Records excerpted from a collection:
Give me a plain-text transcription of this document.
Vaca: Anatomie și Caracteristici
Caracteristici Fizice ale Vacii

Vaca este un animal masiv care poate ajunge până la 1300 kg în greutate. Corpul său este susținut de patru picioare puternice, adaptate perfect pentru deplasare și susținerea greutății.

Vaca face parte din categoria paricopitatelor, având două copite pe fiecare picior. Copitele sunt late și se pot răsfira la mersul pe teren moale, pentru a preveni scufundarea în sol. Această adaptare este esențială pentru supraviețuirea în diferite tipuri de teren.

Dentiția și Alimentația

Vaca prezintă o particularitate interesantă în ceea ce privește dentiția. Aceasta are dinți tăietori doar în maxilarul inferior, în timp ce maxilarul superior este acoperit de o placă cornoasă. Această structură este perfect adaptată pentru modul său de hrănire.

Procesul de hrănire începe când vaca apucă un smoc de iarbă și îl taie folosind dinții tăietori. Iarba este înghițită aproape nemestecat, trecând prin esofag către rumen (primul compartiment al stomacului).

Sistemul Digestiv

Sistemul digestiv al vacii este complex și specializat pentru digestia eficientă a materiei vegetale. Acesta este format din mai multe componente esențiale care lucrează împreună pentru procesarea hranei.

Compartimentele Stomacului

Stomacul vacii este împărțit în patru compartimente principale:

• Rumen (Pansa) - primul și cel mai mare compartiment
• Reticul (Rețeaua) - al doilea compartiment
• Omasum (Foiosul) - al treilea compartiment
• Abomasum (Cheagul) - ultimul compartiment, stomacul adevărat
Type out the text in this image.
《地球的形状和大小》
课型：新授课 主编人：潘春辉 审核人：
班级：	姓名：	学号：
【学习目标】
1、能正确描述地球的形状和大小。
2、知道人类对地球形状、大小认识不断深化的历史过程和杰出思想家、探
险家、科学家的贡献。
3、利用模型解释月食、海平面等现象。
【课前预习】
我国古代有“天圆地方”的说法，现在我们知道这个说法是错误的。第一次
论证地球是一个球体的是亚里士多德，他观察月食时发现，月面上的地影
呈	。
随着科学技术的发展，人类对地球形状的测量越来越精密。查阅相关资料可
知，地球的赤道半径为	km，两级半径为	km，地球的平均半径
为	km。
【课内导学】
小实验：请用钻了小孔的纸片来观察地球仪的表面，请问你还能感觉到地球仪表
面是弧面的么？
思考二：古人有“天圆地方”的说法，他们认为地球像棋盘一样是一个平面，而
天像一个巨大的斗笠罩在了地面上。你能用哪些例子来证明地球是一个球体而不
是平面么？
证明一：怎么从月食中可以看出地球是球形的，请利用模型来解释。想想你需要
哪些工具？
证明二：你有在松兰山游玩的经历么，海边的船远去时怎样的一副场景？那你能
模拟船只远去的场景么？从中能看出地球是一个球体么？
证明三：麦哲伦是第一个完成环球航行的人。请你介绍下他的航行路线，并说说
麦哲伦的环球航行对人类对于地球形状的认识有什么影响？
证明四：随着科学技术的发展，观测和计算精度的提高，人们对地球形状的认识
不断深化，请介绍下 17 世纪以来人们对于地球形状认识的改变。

### Goal of the exercise
Copy every line in the listing above where the string "天圆地方" turns up.

### Completed task
我国古代有“天圆地方”的说法，现在我们知道这个说法是错误的。第一次
思考二：古人有“天圆地方”的说法，他们认为地球像棋盘一样是一个平面，而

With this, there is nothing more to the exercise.